### What you have to do
Render every entry verbatim.

Figure content listings:

***

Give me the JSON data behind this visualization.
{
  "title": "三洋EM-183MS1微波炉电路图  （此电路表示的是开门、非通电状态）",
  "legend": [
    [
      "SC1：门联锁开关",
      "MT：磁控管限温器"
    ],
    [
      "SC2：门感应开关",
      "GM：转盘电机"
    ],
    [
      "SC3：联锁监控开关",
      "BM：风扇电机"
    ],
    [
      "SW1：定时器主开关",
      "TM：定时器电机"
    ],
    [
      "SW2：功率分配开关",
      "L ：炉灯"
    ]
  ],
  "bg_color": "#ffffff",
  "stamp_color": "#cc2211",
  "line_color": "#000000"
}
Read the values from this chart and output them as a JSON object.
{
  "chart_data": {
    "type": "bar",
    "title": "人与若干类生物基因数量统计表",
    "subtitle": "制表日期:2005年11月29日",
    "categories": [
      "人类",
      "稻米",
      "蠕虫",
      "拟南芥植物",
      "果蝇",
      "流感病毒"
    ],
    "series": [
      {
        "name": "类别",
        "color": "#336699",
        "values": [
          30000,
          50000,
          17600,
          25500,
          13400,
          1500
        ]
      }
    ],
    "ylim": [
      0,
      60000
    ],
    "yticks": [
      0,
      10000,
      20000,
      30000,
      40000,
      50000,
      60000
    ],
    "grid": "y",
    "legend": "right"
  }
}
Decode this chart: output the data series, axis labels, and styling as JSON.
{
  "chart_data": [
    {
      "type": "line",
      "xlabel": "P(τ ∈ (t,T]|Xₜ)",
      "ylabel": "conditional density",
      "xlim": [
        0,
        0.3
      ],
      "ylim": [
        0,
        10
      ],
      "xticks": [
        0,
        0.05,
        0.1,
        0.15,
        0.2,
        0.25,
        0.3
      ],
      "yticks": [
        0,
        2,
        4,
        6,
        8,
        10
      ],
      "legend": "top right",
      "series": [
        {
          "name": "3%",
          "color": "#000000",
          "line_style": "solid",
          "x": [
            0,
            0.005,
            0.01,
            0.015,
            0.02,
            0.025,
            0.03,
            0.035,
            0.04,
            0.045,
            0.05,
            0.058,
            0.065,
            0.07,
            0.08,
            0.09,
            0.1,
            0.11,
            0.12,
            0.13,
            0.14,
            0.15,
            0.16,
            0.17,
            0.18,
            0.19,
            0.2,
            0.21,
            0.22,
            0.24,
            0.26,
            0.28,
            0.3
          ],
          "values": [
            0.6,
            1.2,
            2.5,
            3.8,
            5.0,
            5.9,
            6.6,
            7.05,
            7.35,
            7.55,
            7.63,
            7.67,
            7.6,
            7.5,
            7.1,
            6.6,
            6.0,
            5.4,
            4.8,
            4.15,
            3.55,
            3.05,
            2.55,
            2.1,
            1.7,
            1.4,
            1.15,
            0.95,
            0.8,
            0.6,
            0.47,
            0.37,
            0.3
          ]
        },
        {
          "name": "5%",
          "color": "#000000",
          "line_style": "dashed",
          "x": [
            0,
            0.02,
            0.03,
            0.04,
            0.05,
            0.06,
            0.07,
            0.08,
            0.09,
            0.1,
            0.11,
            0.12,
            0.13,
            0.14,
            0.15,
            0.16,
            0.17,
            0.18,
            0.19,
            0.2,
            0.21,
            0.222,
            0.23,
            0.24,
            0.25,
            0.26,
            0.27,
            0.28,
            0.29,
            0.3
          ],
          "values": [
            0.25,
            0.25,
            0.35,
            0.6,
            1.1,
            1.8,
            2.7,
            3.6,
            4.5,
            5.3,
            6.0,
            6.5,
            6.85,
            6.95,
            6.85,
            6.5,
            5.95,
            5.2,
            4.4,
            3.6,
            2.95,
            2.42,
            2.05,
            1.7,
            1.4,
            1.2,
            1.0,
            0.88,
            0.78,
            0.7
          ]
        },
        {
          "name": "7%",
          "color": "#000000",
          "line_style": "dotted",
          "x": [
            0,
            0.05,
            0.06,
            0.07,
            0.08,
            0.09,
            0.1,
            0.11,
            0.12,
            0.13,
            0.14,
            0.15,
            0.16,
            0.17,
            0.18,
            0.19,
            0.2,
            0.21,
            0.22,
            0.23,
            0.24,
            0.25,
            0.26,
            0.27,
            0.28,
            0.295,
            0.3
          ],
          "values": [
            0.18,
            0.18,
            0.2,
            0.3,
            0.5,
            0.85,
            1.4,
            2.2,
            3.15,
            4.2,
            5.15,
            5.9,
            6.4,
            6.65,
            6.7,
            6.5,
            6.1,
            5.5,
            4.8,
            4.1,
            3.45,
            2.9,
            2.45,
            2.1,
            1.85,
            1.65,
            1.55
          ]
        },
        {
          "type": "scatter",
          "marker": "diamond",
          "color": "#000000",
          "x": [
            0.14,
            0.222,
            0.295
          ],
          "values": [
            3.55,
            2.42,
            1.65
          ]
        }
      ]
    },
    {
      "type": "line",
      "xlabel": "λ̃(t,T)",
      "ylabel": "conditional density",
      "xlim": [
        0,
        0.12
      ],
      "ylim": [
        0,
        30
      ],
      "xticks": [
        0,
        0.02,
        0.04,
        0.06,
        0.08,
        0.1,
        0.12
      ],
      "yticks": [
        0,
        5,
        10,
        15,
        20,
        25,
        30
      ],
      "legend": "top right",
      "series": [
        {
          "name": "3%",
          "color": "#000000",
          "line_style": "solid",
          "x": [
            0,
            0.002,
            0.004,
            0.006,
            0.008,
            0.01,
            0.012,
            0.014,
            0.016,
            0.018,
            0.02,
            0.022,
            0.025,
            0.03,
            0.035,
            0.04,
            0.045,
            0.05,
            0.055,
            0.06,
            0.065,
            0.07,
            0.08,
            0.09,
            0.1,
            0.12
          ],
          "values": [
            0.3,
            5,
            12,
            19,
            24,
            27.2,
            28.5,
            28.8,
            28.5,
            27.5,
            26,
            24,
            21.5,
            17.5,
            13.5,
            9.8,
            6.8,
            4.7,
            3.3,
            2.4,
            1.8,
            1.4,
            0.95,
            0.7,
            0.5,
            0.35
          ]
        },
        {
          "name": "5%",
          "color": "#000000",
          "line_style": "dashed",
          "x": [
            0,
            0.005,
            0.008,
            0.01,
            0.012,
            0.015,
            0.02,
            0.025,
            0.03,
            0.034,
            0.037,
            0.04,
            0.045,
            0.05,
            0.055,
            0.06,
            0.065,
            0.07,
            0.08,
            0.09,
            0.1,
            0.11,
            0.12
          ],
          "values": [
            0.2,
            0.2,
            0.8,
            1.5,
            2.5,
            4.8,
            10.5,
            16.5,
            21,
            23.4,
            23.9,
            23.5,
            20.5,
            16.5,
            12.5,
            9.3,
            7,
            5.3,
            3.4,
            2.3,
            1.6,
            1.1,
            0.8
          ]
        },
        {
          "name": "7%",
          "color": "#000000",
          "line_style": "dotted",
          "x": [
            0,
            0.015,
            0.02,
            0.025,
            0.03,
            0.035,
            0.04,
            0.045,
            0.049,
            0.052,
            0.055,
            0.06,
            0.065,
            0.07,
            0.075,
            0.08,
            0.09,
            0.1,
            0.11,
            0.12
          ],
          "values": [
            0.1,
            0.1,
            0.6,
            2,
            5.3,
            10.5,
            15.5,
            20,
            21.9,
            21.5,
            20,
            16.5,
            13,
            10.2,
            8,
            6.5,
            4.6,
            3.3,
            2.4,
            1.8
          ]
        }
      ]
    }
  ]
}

***

### Written solution
Give me the JSON data behind this visualization.
{
  "title": "三洋EM-183MS1微波炉电路图  （此电路表示的是开门、非通电状态）",
  "legend": [
    [
      "SC1：门联锁开关",
      "MT：磁控管限温器"
    ],
    [
      "SC2：门感应开关",
      "GM：转盘电机"
    ],
    [
      "SC3：联锁监控开关",
      "BM：风扇电机"
    ],
    [
      "SW1：定时器主开关",
      "TM：定时器电机"
    ],
    [
      "SW2：功率分配开关",
      "L ：炉灯"
    ]
  ],
  "bg_color": "#ffffff",
  "stamp_color": "#cc2211",
  "line_color": "#000000"
}
Read the values from this chart and output them as a JSON object.
{
  "chart_data": {
    "type": "bar",
    "title": "人与若干类生物基因数量统计表",
    "subtitle": "制表日期:2005年11月29日",
    "categories": [
      "人类",
      "稻米",
      "蠕虫",
      "拟南芥植物",
      "果蝇",
      "流感病毒"
    ],
    "series": [
      {
        "name": "类别",
        "color": "#336699",
        "values": [
          30000,
          50000,
          17600,
          25500,
          13400,
          1500
        ]
      }
    ],
    "ylim": [
      0,
      60000
    ],
    "yticks": [
      0,
      10000,
      20000,
      30000,
      40000,
      50000,
      60000
    ],
    "grid": "y",
    "legend": "right"
  }
}
Decode this chart: output the data series, axis labels, and styling as JSON.
{
  "chart_data": [
    {
      "type": "line",
      "xlabel": "P(τ ∈ (t,T]|Xₜ)",
      "ylabel": "conditional density",
      "xlim": [
        0,
        0.3
      ],
      "ylim": [
        0,
        10
      ],
      "xticks": [
        0,
        0.05,
        0.1,
        0.15,
        0.2,
        0.25,
        0.3
      ],
      "yticks": [
        0,
        2,
        4,
        6,
        8,
        10
      ],
      "legend": "top right",
      "series": [
        {
          "name": "3%",
          "color": "#000000",
          "line_style": "solid",
          "x": [
            0,
            0.005,
            0.01,
            0.015,
            0.02,
            0.025,
            0.03,
            0.035,
            0.04,
            0.045,
            0.05,
            0.058,
            0.065,
            0.07,
            0.08,
            0.09,
            0.1,
            0.11,
            0.12,
            0.13,
            0.14,
            0.15,
            0.16,
            0.17,
            0.18,
            0.19,
            0.2,
            0.21,
            0.22,
            0.24,
            0.26,
            0.28,
            0.3
          ],
          "values": [
            0.6,
            1.2,
            2.5,
            3.8,
            5.0,
            5.9,
            6.6,
            7.05,
            7.35,
            7.55,
            7.63,
            7.67,
            7.6,
            7.5,
            7.1,
            6.6,
            6.0,
            5.4,
            4.8,
            4.15,
            3.55,
            3.05,
            2.55,
            2.1,
            1.7,
            1.4,
            1.15,
            0.95,
            0.8,
            0.6,
            0.47,
            0.37,
            0.3
          ]
        },
        {
          "name": "5%",
          "color": "#000000",
          "line_style": "dashed",
          "x": [
            0,
            0.02,
            0.03,
            0.04,
            0.05,
            0.06,
            0.07,
            0.08,
            0.09,
            0.1,
            0.11,
            0.12,
            0.13,
            0.14,
            0.15,
            0.16,
            0.17,
            0.18,
            0.19,
            0.2,
            0.21,
            0.222,
            0.23,
            0.24,
            0.25,
            0.26,
            0.27,
            0.28,
            0.29,
            0.3
          ],
          "values": [
            0.25,
            0.25,
            0.35,
            0.6,
            1.1,
            1.8,
            2.7,
            3.6,
            4.5,
            5.3,
            6.0,
            6.5,
            6.85,
            6.95,
            6.85,
            6.5,
            5.95,
            5.2,
            4.4,
            3.6,
            2.95,
            2.42,
            2.05,
            1.7,
            1.4,
            1.2,
            1.0,
            0.88,
            0.78,
            0.7
          ]
        },
        {
          "name": "7%",
          "color": "#000000",
          "line_style": "dotted",
          "x": [
            0,
            0.05,
            0.06,
            0.07,
            0.08,
            0.09,
            0.1,
            0.11,
            0.12,
            0.13,
            0.14,
            0.15,
            0.16,
            0.17,
            0.18,
            0.19,
            0.2,
            0.21,
            0.22,
            0.23,
            0.24,
            0.25,
            0.26,
            0.27,
            0.28,
            0.295,
            0.3
          ],
          "values": [
            0.18,
            0.18,
            0.2,
            0.3,
            0.5,
            0.85,
            1.4,
            2.2,
            3.15,
            4.2,
            5.15,
            5.9,
            6.4,
            6.65,
            6.7,
            6.5,
            6.1,
            5.5,
            4.8,
            4.1,
            3.45,
            2.9,
            2.45,
            2.1,
            1.85,
            1.65,
            1.55
          ]
        },
        {
          "type": "scatter",
          "marker": "diamond",
          "color": "#000000",
          "x": [
            0.14,
            0.222,
            0.295
          ],
          "values": [
            3.55,
            2.42,
            1.65
          ]
        }
      ]
    },
    {
      "type": "line",
      "xlabel": "λ̃(t,T)",
      "ylabel": "conditional density",
      "xlim": [
        0,
        0.12
      ],
      "ylim": [
        0,
        30
      ],
      "xticks": [
        0,
        0.02,
        0.04,
        0.06,
        0.08,
        0.1,
        0.12
      ],
      "yticks": [
        0,
        5,
        10,
        15,
        20,
        25,
        30
      ],
      "legend": "top right",
      "series": [
        {
          "name": "3%",
          "color": "#000000",
          "line_style": "solid",
          "x": [
            0,
            0.002,
            0.004,
            0.006,
            0.008,
            0.01,
            0.012,
            0.014,
            0.016,
            0.018,
            0.02,
            0.022,
            0.025,
            0.03,
            0.035,
            0.04,
            0.045,
            0.05,
            0.055,
            0.06,
            0.065,
            0.07,
            0.08,
            0.09,
            0.1,
            0.12
          ],
          "values": [
            0.3,
            5,
            12,
            19,
            24,
            27.2,
            28.5,
            28.8,
            28.5,
            27.5,
            26,
            24,
            21.5,
            17.5,
            13.5,
            9.8,
            6.8,
            4.7,
            3.3,
            2.4,
            1.8,
            1.4,
            0.95,
            0.7,
            0.5,
            0.35
          ]
        },
        {
          "name": "5%",
          "color": "#000000",
          "line_style": "dashed",
          "x": [
            0,
            0.005,
            0.008,
            0.01,
            0.012,
            0.015,
            0.02,
            0.025,
            0.03,
            0.034,
            0.037,
            0.04,
            0.045,
            0.05,
            0.055,
            0.06,
            0.065,
            0.07,
            0.08,
            0.09,
            0.1,
            0.11,
            0.12
          ],
          "values": [
            0.2,
            0.2,
            0.8,
            1.5,
            2.5,
            4.8,
            10.5,
            16.5,
            21,
            23.4,
            23.9,
            23.5,
            20.5,
            16.5,
            12.5,
            9.3,
            7,
            5.3,
            3.4,
            2.3,
            1.6,
            1.1,
            0.8
          ]
        },
        {
          "name": "7%",
          "color": "#000000",
          "line_style": "dotted",
          "x": [
            0,
            0.015,
            0.02,
            0.025,
            0.03,
            0.035,
            0.04,
            0.045,
            0.049,
            0.052,
            0.055,
            0.06,
            0.065,
            0.07,
            0.075,
            0.08,
            0.09,
            0.1,
            0.11,
            0.12
          ],
          "values": [
            0.1,
            0.1,
            0.6,
            2,
            5.3,
            10.5,
            15.5,
            20,
            21.9,
            21.5,
            20,
            16.5,
            13,
            10.2,
            8,
            6.5,
            4.6,
            3.3,
            2.4,
            1.8
          ]
        }
      ]
    }
  ]
}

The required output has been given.